§ WORK TASK 1
Duplicate the portion of the Eliot Borenstein biography between "Eliot Borenstein (Note: The" and "and internet culture.", inclusive.
§ WORK TASK 2
Write the next part of the Eliot Borenstein biography, picking up after its final sentence.

START TEXT BLOCK

= Eliot Borenstein =

American Slavist

Eliot Borenstein (Note: The surname is pronounced rhyming with “Foreign wine”) is an author and professor of Russian and Slavic Studies at New York University. His main interests are Russian contemporary literature and cultural studies, conspiracy theories, and internet culture.

==Biography==
Borenstein grew up in Bexley, Ohio, a suburb of Columbus.
He earned a B.A. (Russian language and literature) in 1988 from Oberlin College, an M.A.
(Slavic languages and literatures) in 1989 from University of Wisconsin–Madison, and a
Ph.D. (Slavic languages and literatures) in 1993, also from University of Wisconsin–Madison. In 1992, he was stationed in Moscow as the resident director of the University of Wisconsin–Madison exchange program with Moscow State University.

Borenstein joined the NYU Faculty of Arts and Science’s department of Russian & Slavic studies in 1995. Before that he was an assistant professor at the University of Virginia (1993–95) and was the director of the Fulbright Program for the Russian Federation. As of 2024 he is vice chancellor and vice provost for global programs at New York University.

==Books==

- Men without Women: Masculinity and Revolution in Russian Fiction, 1917-1929
  - 2001 AATSEEL book prize
- Overkill: Sex and Violence in Contemporary Russian Popular Culture
  - 2008 AWSS Heldt Prize
- Plots against Russia: Conspiracy and Fantasy after Socialism
  - "...analyzes Russian national myths and disturbingly popular beliefs in the internet age"... "Borenstein demonstrates how a sense of historical loss and post-1989 political traumas have shaped a significant part of Russian political consciousness in the 21st century."

END TEXT BLOCK
START DATA TO EXAMINE

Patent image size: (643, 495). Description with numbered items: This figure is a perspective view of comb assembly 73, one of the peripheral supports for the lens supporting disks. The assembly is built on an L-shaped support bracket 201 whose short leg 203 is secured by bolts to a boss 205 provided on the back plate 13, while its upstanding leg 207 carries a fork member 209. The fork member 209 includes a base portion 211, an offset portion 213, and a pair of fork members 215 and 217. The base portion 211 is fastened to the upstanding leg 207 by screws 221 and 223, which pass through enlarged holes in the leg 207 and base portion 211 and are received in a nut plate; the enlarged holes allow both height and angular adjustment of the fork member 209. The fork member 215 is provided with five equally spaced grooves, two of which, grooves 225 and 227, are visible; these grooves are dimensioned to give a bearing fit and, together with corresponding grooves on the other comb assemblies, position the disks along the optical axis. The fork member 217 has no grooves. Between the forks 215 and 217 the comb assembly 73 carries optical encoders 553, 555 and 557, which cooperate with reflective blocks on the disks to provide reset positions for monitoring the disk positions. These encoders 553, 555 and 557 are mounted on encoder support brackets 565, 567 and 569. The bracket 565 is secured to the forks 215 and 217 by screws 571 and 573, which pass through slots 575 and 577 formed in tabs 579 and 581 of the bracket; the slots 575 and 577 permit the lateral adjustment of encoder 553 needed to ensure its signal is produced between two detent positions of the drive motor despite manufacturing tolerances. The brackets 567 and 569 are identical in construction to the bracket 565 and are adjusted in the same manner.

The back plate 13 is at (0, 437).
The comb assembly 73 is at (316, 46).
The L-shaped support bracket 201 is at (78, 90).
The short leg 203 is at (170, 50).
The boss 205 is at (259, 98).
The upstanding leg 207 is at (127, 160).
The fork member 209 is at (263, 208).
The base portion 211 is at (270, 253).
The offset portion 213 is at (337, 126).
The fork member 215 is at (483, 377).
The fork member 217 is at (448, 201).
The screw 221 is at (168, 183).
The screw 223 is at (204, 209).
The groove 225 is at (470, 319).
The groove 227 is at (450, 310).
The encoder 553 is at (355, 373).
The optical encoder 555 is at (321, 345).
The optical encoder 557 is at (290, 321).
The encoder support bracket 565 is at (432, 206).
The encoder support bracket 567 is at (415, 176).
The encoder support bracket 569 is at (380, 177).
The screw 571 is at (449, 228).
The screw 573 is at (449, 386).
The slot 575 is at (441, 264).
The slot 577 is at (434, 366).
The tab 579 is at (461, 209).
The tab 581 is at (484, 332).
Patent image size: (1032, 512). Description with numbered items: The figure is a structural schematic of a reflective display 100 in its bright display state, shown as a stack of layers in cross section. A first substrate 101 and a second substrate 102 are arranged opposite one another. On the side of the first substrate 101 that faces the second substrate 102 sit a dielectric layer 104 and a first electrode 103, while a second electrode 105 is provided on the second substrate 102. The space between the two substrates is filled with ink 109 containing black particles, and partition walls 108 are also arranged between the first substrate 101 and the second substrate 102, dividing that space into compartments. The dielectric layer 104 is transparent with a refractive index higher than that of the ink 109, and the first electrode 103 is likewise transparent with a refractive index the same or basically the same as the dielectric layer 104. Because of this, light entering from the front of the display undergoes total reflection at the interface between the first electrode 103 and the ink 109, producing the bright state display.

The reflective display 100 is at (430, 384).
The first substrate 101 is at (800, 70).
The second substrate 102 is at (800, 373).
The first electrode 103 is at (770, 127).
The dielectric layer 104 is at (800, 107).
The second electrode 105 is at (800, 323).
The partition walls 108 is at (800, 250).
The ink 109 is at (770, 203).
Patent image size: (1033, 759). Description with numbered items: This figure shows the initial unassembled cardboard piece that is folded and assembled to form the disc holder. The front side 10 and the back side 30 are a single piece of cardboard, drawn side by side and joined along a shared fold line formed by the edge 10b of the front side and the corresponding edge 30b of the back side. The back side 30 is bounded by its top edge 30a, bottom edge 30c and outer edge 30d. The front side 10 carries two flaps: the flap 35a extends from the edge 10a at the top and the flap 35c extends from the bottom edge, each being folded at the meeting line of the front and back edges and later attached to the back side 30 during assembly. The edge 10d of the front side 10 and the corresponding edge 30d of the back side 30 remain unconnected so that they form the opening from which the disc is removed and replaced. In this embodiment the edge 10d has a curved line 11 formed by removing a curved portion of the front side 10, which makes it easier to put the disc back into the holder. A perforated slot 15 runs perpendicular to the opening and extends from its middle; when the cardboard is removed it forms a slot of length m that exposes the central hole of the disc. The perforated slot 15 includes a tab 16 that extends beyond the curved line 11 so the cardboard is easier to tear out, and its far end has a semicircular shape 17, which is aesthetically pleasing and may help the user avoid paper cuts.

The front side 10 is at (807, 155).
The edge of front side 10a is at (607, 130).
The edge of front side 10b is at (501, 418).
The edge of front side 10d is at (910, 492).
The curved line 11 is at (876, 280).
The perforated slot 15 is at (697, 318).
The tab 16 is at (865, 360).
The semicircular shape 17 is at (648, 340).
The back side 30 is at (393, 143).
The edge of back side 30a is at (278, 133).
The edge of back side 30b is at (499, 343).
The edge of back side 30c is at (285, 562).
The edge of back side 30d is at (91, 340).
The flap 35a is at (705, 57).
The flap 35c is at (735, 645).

END DATA TO EXAMINE

§ TASK OUTPUT 1
Eliot Borenstein (Note: The surname is pronounced rhyming with “Foreign wine”) is an author and professor of Russian and Slavic Studies at New York University. His main interests are Russian contemporary literature and cultural studies, conspiracy theories, and internet culture.

§ TASK OUTPUT 2
  - 2020 Wayne S. Vucinich book prize and 2020 AATSEEL book prize
- 2020: Pussy Riot: Speaking Punk to Power
- 2023:Marvel Comics in the 1970s: The World Inside Your Head
- 2022:Meanwhile, in Russia…: Russian Internet Memes and Viral Video
- 2023:HBO’s The Leftovers: Mourning and Melancholy on Premium Cable
- 2024: Harry Potter in Russia: The Politics of Enchantment under Putin
- 2024: Russian Culture under Putin, Bloomsbury Academic
  - From publisher's description: " It considers how, when Vladimir Putin came to power in 2000, Russia's media and culture industry had enjoyed nearly a decade of almost unrestricted freedom and yet, by the time he launched his illegal invasion of Ukraine in 2022, Russia's independent media was crushed, while the few viable opposition figures were either imprisoned, exiled, or dead under mysterious circumstances."
- The following three books are an unofficial series which the author titled Russia's Alien Nations. Before printing, the author serialized them in his blog.
  - 2023:Soviet-Self-Hatred: The Secret Identities of Postsocialism in Contemporary Russia
  - 2024: Unstuck in Time: On the Post-Soviet Uncanny
    - The book is about Soviet nostalgia in Russian literary fiction. Cornell University Press offers a free e-book online. The title of the book comes from Kurt Vonnegut's Slaughterhouse-Five: "Billy Pilgrim has come unstuck in time. Billy has gone to sleep a senile widower and awakened on his wedding day. He has walked through a door in 1955 and come out another one in 1941."
  - TBA: The author announced the future title, Unidentified Russian Objects: On Soviet Melancholy, which Borenstein is updating weekly.

==Honors==
- 2009 Guggenheim Fellowship.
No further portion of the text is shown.